- **What the exercise asks**
For the material that follows, list every line containing the word "page".

Collected data entries
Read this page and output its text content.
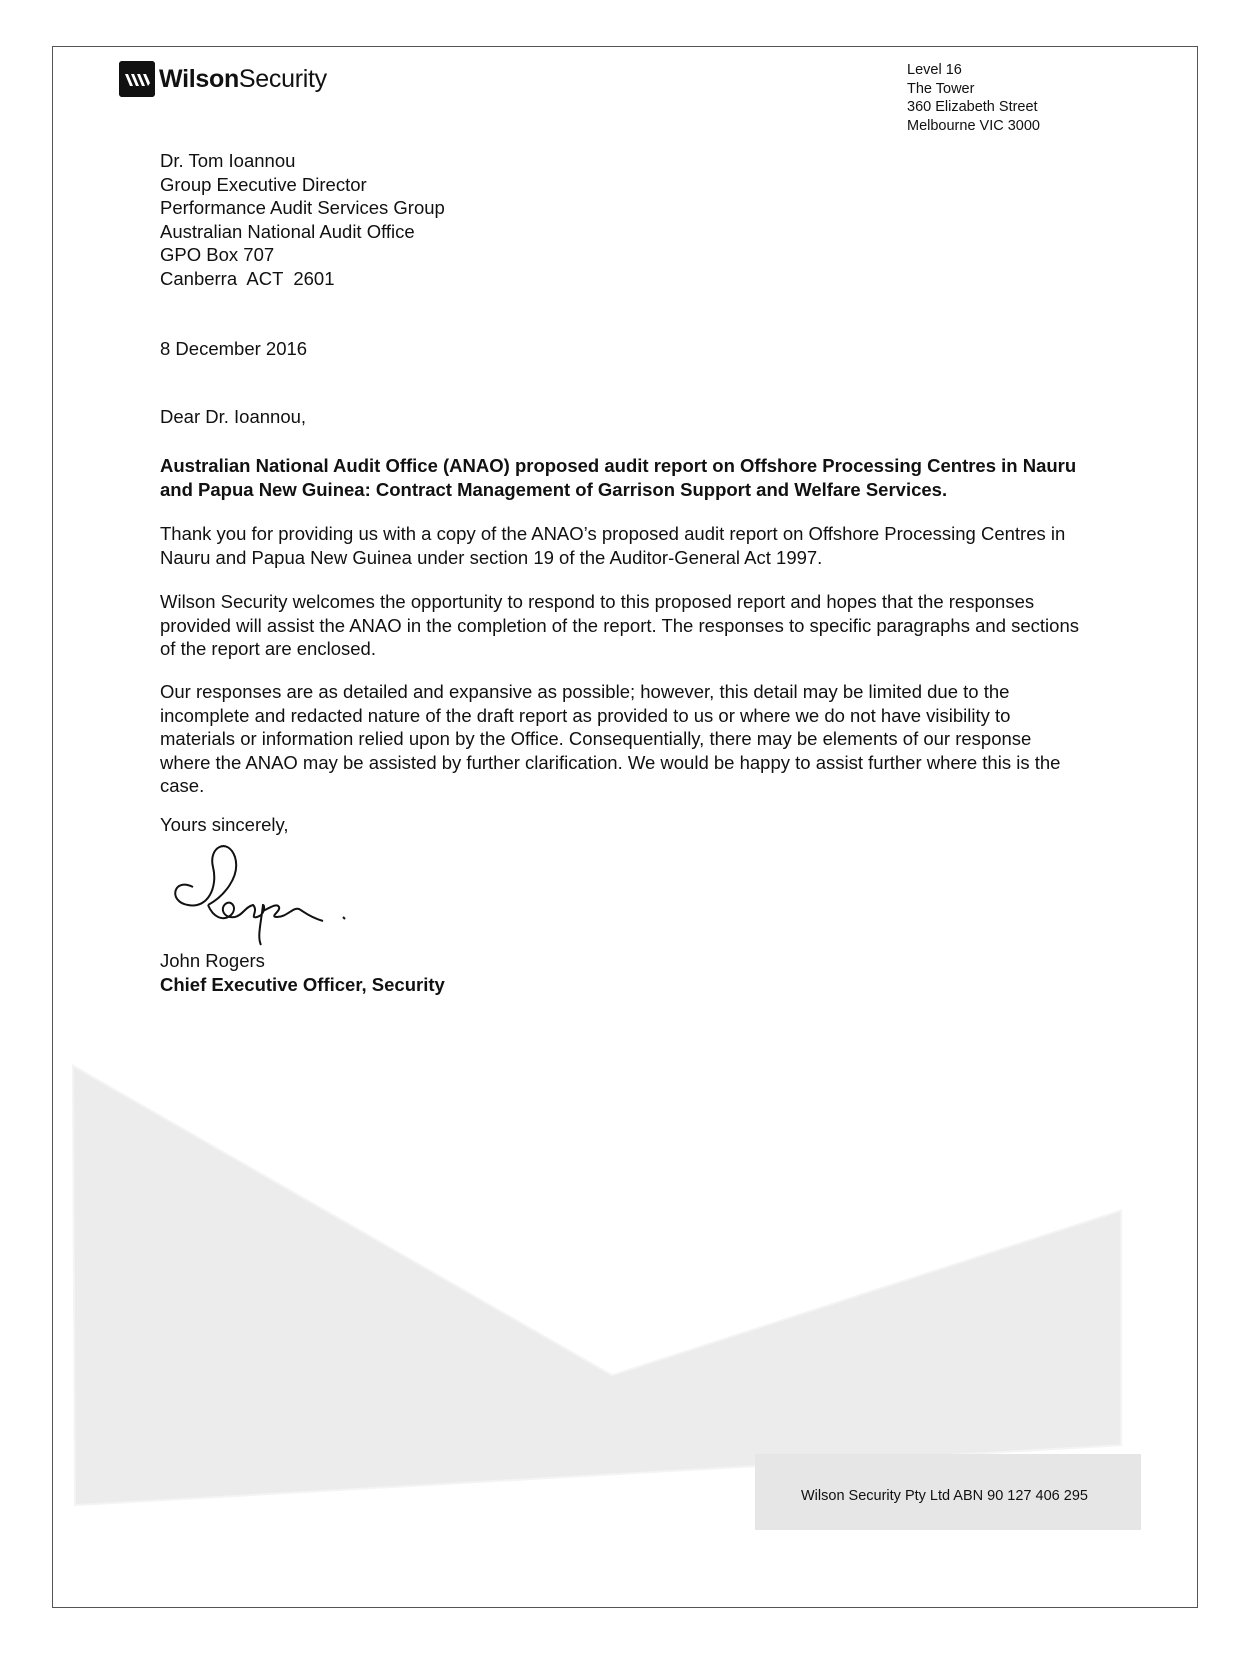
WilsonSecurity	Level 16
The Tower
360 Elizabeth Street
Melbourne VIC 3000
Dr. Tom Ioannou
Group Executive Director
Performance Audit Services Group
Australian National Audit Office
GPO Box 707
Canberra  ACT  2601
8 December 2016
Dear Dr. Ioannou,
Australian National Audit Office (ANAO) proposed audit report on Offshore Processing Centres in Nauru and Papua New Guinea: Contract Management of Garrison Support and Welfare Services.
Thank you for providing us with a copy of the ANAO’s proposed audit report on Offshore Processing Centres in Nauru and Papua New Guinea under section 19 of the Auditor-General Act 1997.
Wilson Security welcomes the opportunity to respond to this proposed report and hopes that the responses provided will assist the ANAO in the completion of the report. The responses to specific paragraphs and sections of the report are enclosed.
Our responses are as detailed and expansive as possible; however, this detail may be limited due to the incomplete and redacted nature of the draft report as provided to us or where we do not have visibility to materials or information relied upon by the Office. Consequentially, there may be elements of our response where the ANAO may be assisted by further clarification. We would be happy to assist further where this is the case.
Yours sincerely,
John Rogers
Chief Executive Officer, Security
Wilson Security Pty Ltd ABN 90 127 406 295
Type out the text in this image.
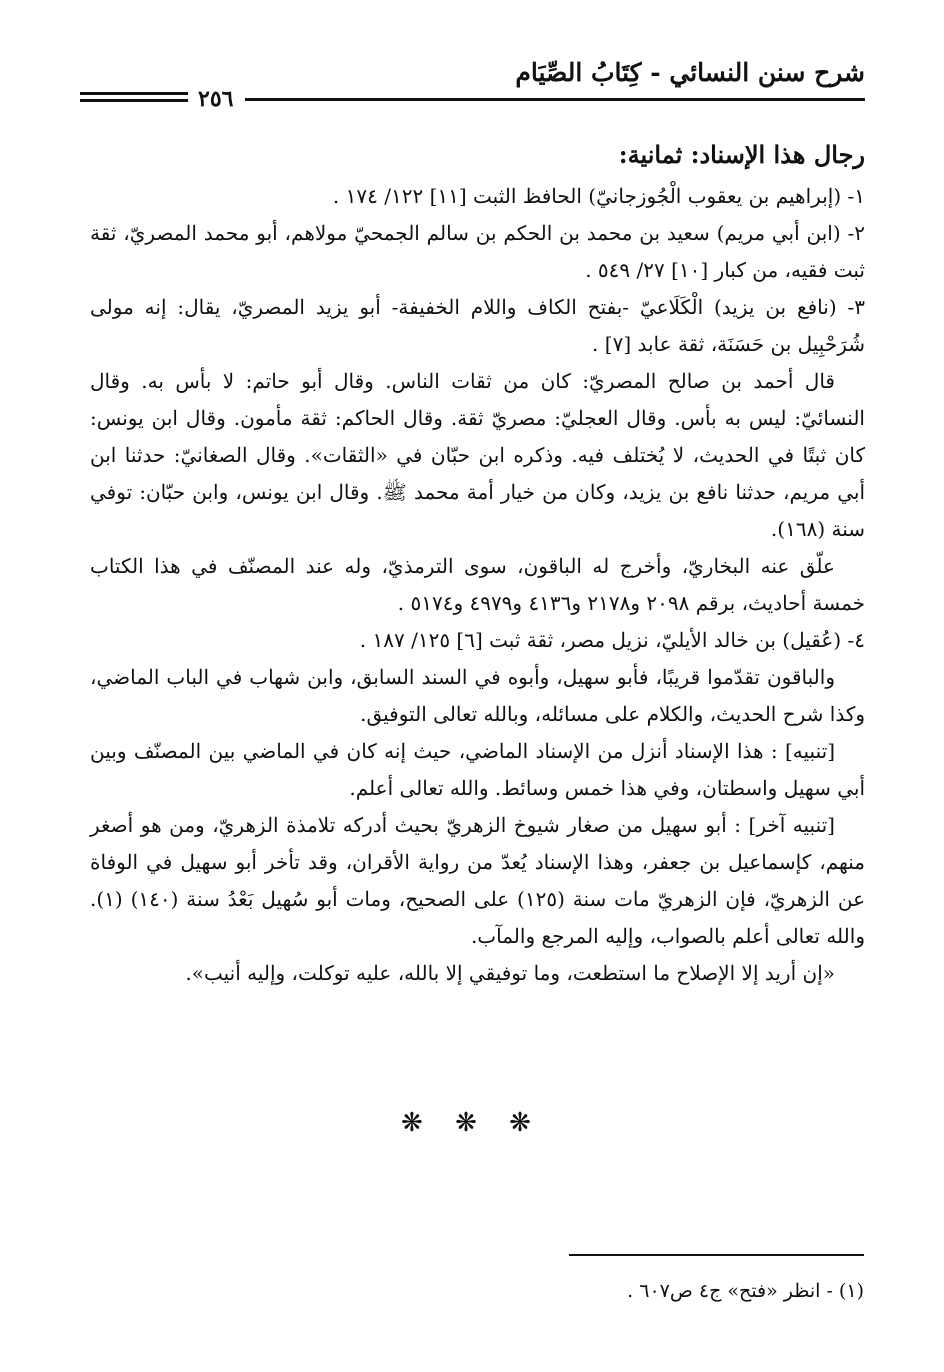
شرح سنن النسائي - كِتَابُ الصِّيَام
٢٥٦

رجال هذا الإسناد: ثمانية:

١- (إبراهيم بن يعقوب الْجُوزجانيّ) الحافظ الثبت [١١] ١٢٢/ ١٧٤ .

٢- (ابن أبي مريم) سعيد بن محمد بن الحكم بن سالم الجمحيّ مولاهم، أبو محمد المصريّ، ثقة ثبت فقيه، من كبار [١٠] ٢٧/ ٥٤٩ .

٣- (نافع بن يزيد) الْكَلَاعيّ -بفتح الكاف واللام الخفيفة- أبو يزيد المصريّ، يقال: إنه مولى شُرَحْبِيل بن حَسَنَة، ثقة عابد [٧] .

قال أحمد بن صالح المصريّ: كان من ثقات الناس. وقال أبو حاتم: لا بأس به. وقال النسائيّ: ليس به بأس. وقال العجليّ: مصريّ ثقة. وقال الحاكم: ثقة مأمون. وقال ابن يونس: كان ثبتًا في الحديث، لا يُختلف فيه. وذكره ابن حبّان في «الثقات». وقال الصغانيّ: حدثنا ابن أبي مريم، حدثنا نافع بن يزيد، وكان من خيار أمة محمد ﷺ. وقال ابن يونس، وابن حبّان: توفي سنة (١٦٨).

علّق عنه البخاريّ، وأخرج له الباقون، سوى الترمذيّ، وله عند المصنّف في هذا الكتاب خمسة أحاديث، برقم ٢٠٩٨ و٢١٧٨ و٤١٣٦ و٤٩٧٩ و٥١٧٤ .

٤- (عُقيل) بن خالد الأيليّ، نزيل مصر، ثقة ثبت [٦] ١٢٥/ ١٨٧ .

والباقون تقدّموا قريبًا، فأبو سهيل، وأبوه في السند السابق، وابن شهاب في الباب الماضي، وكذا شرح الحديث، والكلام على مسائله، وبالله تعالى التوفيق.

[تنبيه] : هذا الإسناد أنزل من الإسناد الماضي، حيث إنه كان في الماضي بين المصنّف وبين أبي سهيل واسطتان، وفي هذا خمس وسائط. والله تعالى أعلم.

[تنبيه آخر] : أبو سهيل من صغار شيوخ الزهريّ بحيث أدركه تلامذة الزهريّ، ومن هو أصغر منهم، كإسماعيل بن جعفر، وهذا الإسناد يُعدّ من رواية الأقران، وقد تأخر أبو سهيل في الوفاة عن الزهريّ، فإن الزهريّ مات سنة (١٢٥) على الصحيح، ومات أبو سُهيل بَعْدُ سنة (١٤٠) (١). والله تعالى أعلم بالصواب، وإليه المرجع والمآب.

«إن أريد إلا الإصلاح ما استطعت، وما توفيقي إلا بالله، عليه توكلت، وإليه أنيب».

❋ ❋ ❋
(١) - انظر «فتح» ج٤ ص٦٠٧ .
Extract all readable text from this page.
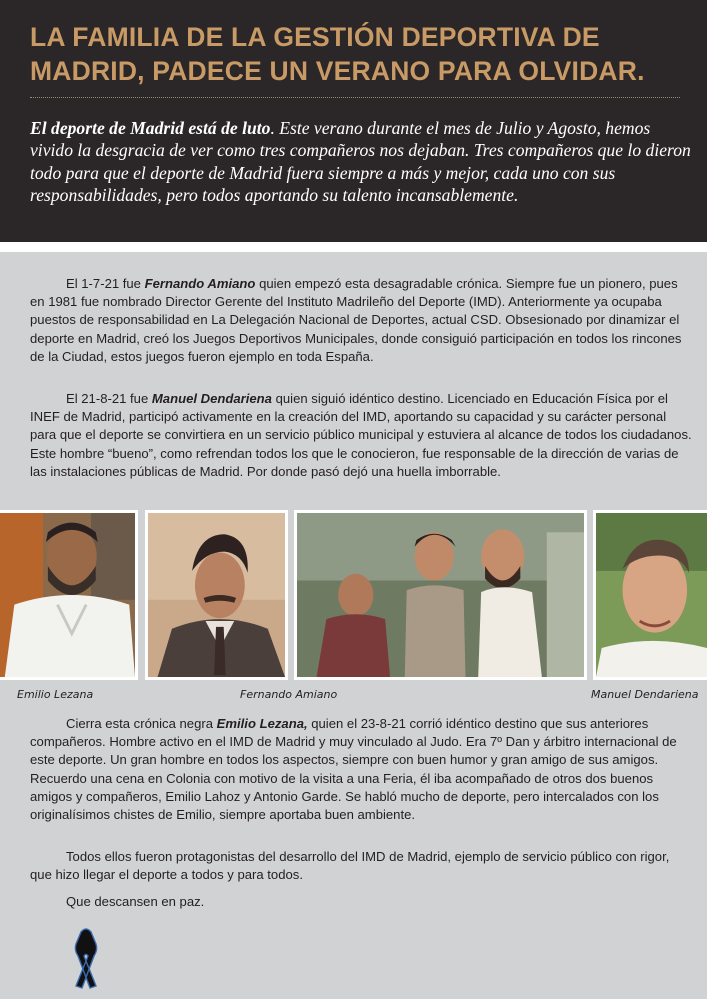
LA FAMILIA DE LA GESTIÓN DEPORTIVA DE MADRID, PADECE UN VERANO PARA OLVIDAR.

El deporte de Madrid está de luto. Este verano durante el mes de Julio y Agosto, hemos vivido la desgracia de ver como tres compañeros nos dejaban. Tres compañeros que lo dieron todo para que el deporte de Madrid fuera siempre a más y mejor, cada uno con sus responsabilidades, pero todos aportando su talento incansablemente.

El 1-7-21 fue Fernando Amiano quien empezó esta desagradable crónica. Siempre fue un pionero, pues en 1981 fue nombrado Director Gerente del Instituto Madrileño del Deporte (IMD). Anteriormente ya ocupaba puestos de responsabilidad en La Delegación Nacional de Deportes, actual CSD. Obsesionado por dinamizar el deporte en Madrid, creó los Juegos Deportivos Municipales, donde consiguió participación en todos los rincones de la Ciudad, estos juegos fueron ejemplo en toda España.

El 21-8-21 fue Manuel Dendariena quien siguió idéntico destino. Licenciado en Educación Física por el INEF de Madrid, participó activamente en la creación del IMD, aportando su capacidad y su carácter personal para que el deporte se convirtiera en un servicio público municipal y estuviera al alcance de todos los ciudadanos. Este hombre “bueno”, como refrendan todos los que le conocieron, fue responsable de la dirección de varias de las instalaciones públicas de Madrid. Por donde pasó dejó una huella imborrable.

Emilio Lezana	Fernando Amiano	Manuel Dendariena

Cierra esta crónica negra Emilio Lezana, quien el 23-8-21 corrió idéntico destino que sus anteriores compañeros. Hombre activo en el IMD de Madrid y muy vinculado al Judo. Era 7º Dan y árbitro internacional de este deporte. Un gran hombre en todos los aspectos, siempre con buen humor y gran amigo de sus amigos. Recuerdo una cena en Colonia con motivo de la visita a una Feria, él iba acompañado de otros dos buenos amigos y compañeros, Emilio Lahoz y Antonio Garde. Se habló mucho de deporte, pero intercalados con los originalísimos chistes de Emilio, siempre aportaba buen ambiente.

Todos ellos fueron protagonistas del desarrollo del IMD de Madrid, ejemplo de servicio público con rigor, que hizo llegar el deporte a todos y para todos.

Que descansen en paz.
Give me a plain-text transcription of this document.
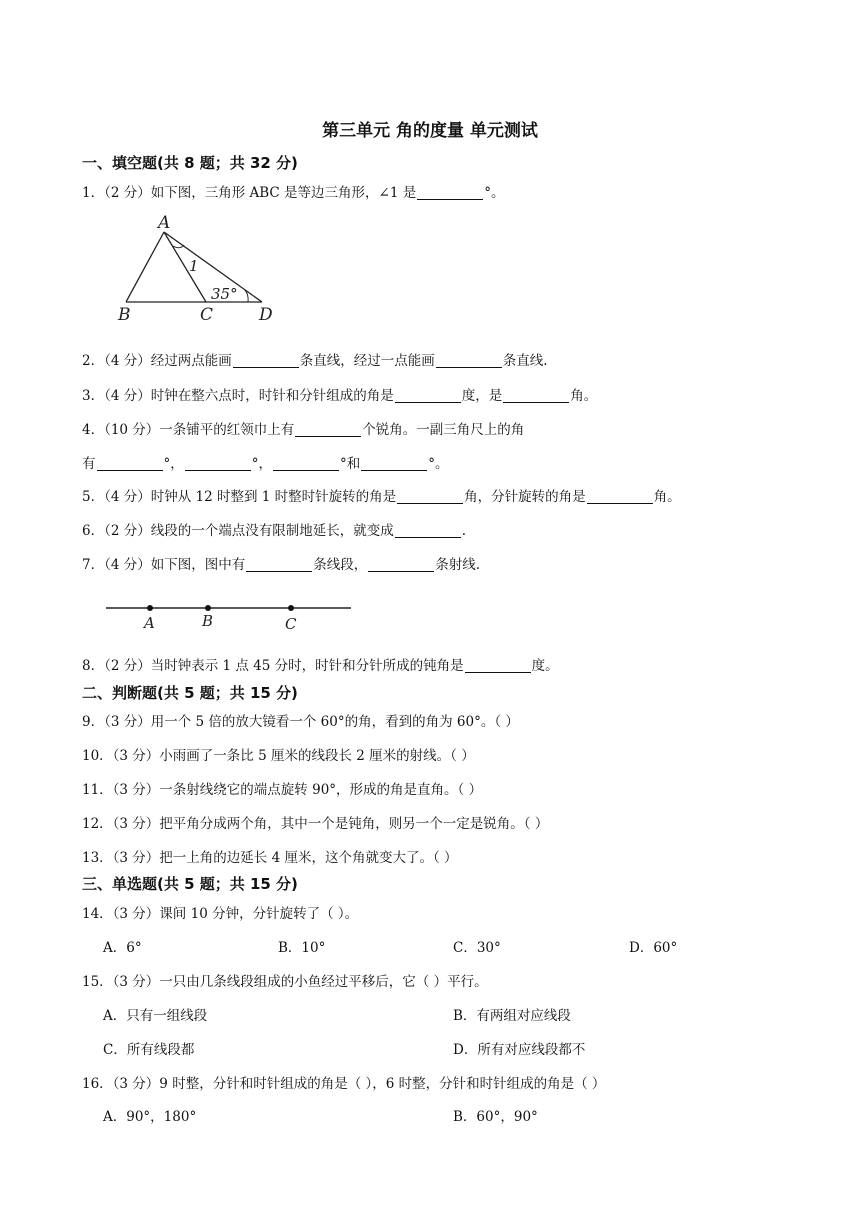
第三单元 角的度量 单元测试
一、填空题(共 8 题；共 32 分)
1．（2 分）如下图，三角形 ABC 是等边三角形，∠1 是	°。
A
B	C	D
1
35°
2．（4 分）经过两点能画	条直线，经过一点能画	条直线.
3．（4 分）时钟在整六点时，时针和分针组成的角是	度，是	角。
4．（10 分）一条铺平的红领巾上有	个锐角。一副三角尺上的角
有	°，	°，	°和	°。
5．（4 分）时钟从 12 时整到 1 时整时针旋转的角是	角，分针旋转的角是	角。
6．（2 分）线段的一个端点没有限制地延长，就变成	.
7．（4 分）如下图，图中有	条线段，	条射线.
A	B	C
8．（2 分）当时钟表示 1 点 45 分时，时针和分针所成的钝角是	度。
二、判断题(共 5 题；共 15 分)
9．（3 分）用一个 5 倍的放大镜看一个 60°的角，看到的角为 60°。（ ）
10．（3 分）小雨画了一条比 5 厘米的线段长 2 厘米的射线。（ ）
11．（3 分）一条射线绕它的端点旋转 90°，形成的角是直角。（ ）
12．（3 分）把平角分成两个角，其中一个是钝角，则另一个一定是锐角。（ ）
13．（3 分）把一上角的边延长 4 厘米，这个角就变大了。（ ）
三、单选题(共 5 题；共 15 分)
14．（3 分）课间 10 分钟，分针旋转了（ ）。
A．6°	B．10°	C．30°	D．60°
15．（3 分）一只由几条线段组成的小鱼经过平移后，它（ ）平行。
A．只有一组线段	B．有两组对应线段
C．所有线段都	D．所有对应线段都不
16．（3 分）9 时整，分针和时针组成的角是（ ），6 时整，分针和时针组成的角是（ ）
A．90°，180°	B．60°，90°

- **The response**
Read this page and output its text content.
Extract all readable text from this page.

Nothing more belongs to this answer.